YOUR GOAL:
Your task is to extract every line from the material below exactly.

STORED ROWS:
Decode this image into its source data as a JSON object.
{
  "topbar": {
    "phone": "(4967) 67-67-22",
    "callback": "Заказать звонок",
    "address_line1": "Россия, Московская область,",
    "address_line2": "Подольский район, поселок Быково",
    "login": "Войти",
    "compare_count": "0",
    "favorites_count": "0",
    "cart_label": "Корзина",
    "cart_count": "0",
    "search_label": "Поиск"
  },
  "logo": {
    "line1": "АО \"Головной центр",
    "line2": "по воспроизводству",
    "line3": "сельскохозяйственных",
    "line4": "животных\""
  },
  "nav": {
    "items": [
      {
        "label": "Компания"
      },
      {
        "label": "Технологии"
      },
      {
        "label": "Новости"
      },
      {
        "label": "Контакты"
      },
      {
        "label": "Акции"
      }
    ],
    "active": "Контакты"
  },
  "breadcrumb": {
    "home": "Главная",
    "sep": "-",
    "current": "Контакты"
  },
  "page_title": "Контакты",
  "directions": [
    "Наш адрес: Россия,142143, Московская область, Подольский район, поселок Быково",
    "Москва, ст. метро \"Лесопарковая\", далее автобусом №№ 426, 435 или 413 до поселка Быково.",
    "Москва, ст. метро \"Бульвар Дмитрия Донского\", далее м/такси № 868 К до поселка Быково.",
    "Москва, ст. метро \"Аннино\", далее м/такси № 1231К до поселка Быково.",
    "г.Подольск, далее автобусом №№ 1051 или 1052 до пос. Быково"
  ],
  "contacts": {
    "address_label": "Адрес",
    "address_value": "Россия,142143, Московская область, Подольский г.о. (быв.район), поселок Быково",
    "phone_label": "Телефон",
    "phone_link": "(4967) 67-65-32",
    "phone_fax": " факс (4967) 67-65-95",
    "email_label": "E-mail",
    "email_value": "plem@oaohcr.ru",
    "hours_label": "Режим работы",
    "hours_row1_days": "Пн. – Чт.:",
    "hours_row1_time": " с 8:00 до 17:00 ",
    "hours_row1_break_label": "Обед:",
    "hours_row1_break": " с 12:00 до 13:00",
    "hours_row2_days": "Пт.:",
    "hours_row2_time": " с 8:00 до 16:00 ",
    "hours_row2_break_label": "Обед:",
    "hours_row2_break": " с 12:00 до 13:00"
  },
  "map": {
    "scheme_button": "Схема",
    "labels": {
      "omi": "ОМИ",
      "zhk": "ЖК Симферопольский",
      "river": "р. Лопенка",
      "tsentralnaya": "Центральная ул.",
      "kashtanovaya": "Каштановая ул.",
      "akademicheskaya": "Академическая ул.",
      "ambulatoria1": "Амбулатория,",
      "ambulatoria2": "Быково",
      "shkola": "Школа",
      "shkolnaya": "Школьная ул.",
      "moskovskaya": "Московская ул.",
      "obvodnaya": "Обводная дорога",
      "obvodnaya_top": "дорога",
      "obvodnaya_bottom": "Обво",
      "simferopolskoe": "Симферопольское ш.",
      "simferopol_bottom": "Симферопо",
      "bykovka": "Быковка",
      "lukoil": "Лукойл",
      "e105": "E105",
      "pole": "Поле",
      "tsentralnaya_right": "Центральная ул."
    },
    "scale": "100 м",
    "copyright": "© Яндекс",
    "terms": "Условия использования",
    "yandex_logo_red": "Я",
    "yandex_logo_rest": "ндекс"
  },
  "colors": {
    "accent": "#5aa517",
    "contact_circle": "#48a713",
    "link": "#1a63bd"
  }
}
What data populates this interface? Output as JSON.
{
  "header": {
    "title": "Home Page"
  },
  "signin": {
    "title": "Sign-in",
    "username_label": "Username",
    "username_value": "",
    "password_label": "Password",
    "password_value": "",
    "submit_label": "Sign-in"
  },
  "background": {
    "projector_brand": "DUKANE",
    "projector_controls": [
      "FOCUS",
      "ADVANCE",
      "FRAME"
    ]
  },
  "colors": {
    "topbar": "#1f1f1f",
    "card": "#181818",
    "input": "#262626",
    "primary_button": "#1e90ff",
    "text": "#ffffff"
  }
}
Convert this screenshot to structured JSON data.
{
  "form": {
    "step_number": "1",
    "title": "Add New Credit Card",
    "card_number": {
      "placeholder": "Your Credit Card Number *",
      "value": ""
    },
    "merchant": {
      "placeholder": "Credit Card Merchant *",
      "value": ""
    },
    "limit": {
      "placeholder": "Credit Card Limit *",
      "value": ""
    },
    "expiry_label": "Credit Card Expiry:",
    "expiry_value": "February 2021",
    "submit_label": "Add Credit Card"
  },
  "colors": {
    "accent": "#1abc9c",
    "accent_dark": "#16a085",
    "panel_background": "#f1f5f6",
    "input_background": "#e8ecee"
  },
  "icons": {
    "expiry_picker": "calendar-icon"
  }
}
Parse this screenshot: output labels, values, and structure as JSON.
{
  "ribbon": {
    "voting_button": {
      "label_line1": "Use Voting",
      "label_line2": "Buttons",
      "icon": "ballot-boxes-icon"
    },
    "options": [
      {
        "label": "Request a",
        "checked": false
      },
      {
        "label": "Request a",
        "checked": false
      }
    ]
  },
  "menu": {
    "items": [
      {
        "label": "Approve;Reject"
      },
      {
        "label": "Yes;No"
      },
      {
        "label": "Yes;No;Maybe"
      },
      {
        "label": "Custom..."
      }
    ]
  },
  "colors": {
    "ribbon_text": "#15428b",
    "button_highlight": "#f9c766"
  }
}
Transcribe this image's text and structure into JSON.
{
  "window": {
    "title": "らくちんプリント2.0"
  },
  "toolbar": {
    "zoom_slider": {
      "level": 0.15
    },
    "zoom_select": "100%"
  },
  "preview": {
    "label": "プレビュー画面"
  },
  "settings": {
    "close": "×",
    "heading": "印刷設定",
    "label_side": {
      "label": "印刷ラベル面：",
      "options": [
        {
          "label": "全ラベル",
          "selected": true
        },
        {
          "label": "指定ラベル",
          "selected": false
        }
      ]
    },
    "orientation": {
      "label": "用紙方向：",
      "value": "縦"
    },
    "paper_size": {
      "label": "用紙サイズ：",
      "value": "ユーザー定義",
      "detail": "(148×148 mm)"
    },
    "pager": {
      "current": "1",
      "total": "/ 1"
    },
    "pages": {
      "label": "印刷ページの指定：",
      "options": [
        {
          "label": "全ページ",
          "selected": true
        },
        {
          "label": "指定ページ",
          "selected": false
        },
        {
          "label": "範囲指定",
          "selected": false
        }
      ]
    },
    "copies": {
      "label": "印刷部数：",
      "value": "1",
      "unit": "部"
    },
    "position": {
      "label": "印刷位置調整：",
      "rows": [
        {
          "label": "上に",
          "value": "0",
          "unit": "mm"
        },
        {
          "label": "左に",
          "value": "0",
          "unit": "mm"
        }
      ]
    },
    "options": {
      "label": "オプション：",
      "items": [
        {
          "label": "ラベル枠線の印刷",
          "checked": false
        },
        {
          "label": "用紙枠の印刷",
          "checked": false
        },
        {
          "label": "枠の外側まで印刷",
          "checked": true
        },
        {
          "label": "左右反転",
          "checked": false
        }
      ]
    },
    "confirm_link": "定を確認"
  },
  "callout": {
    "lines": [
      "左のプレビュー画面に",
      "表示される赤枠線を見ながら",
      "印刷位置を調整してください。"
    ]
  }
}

ANSWER FOR THIS EXERCISE:
Decode this image into its source data as a JSON object.
{
  "topbar": {
    "phone": "(4967) 67-67-22",
    "callback": "Заказать звонок",
    "address_line1": "Россия, Московская область,",
    "address_line2": "Подольский район, поселок Быково",
    "login": "Войти",
    "compare_count": "0",
    "favorites_count": "0",
    "cart_label": "Корзина",
    "cart_count": "0",
    "search_label": "Поиск"
  },
  "logo": {
    "line1": "АО \"Головной центр",
    "line2": "по воспроизводству",
    "line3": "сельскохозяйственных",
    "line4": "животных\""
  },
  "nav": {
    "items": [
      {
        "label": "Компания"
      },
      {
        "label": "Технологии"
      },
      {
        "label": "Новости"
      },
      {
        "label": "Контакты"
      },
      {
        "label": "Акции"
      }
    ],
    "active": "Контакты"
  },
  "breadcrumb": {
    "home": "Главная",
    "sep": "-",
    "current": "Контакты"
  },
  "page_title": "Контакты",
  "directions": [
    "Наш адрес: Россия,142143, Московская область, Подольский район, поселок Быково",
    "Москва, ст. метро \"Лесопарковая\", далее автобусом №№ 426, 435 или 413 до поселка Быково.",
    "Москва, ст. метро \"Бульвар Дмитрия Донского\", далее м/такси № 868 К до поселка Быково.",
    "Москва, ст. метро \"Аннино\", далее м/такси № 1231К до поселка Быково.",
    "г.Подольск, далее автобусом №№ 1051 или 1052 до пос. Быково"
  ],
  "contacts": {
    "address_label": "Адрес",
    "address_value": "Россия,142143, Московская область, Подольский г.о. (быв.район), поселок Быково",
    "phone_label": "Телефон",
    "phone_link": "(4967) 67-65-32",
    "phone_fax": " факс (4967) 67-65-95",
    "email_label": "E-mail",
    "email_value": "plem@oaohcr.ru",
    "hours_label": "Режим работы",
    "hours_row1_days": "Пн. – Чт.:",
    "hours_row1_time": " с 8:00 до 17:00 ",
    "hours_row1_break_label": "Обед:",
    "hours_row1_break": " с 12:00 до 13:00",
    "hours_row2_days": "Пт.:",
    "hours_row2_time": " с 8:00 до 16:00 ",
    "hours_row2_break_label": "Обед:",
    "hours_row2_break": " с 12:00 до 13:00"
  },
  "map": {
    "scheme_button": "Схема",
    "labels": {
      "omi": "ОМИ",
      "zhk": "ЖК Симферопольский",
      "river": "р. Лопенка",
      "tsentralnaya": "Центральная ул.",
      "kashtanovaya": "Каштановая ул.",
      "akademicheskaya": "Академическая ул.",
      "ambulatoria1": "Амбулатория,",
      "ambulatoria2": "Быково",
      "shkola": "Школа",
      "shkolnaya": "Школьная ул.",
      "moskovskaya": "Московская ул.",
      "obvodnaya": "Обводная дорога",
      "obvodnaya_top": "дорога",
      "obvodnaya_bottom": "Обво",
      "simferopolskoe": "Симферопольское ш.",
      "simferopol_bottom": "Симферопо",
      "bykovka": "Быковка",
      "lukoil": "Лукойл",
      "e105": "E105",
      "pole": "Поле",
      "tsentralnaya_right": "Центральная ул."
    },
    "scale": "100 м",
    "copyright": "© Яндекс",
    "terms": "Условия использования",
    "yandex_logo_red": "Я",
    "yandex_logo_rest": "ндекс"
  },
  "colors": {
    "accent": "#5aa517",
    "contact_circle": "#48a713",
    "link": "#1a63bd"
  }
}
What data populates this interface? Output as JSON.
{
  "header": {
    "title": "Home Page"
  },
  "signin": {
    "title": "Sign-in",
    "username_label": "Username",
    "username_value": "",
    "password_label": "Password",
    "password_value": "",
    "submit_label": "Sign-in"
  },
  "background": {
    "projector_brand": "DUKANE",
    "projector_controls": [
      "FOCUS",
      "ADVANCE",
      "FRAME"
    ]
  },
  "colors": {
    "topbar": "#1f1f1f",
    "card": "#181818",
    "input": "#262626",
    "primary_button": "#1e90ff",
    "text": "#ffffff"
  }
}
Convert this screenshot to structured JSON data.
{
  "form": {
    "step_number": "1",
    "title": "Add New Credit Card",
    "card_number": {
      "placeholder": "Your Credit Card Number *",
      "value": ""
    },
    "merchant": {
      "placeholder": "Credit Card Merchant *",
      "value": ""
    },
    "limit": {
      "placeholder": "Credit Card Limit *",
      "value": ""
    },
    "expiry_label": "Credit Card Expiry:",
    "expiry_value": "February 2021",
    "submit_label": "Add Credit Card"
  },
  "colors": {
    "accent": "#1abc9c",
    "accent_dark": "#16a085",
    "panel_background": "#f1f5f6",
    "input_background": "#e8ecee"
  },
  "icons": {
    "expiry_picker": "calendar-icon"
  }
}
Parse this screenshot: output labels, values, and structure as JSON.
{
  "ribbon": {
    "voting_button": {
      "label_line1": "Use Voting",
      "label_line2": "Buttons",
      "icon": "ballot-boxes-icon"
    },
    "options": [
      {
        "label": "Request a",
        "checked": false
      },
      {
        "label": "Request a",
        "checked": false
      }
    ]
  },
  "menu": {
    "items": [
      {
        "label": "Approve;Reject"
      },
      {
        "label": "Yes;No"
      },
      {
        "label": "Yes;No;Maybe"
      },
      {
        "label": "Custom..."
      }
    ]
  },
  "colors": {
    "ribbon_text": "#15428b",
    "button_highlight": "#f9c766"
  }
}
Transcribe this image's text and structure into JSON.
{
  "window": {
    "title": "らくちんプリント2.0"
  },
  "toolbar": {
    "zoom_slider": {
      "level": 0.15
    },
    "zoom_select": "100%"
  },
  "preview": {
    "label": "プレビュー画面"
  },
  "settings": {
    "close": "×",
    "heading": "印刷設定",
    "label_side": {
      "label": "印刷ラベル面：",
      "options": [
        {
          "label": "全ラベル",
          "selected": true
        },
        {
          "label": "指定ラベル",
          "selected": false
        }
      ]
    },
    "orientation": {
      "label": "用紙方向：",
      "value": "縦"
    },
    "paper_size": {
      "label": "用紙サイズ：",
      "value": "ユーザー定義",
      "detail": "(148×148 mm)"
    },
    "pager": {
      "current": "1",
      "total": "/ 1"
    },
    "pages": {
      "label": "印刷ページの指定：",
      "options": [
        {
          "label": "全ページ",
          "selected": true
        },
        {
          "label": "指定ページ",
          "selected": false
        },
        {
          "label": "範囲指定",
          "selected": false
        }
      ]
    },
    "copies": {
      "label": "印刷部数：",
      "value": "1",
      "unit": "部"
    },
    "position": {
      "label": "印刷位置調整：",
      "rows": [
        {
          "label": "上に",
          "value": "0",
          "unit": "mm"
        },
        {
          "label": "左に",
          "value": "0",
          "unit": "mm"
        }
      ]
    },
    "options": {
      "label": "オプション：",
      "items": [
        {
          "label": "ラベル枠線の印刷",
          "checked": false
        },
        {
          "label": "用紙枠の印刷",
          "checked": false
        },
        {
          "label": "枠の外側まで印刷",
          "checked": true
        },
        {
          "label": "左右反転",
          "checked": false
        }
      ]
    },
    "confirm_link": "定を確認"
  },
  "callout": {
    "lines": [
      "左のプレビュー画面に",
      "表示される赤枠線を見ながら",
      "印刷位置を調整してください。"
    ]
  }
}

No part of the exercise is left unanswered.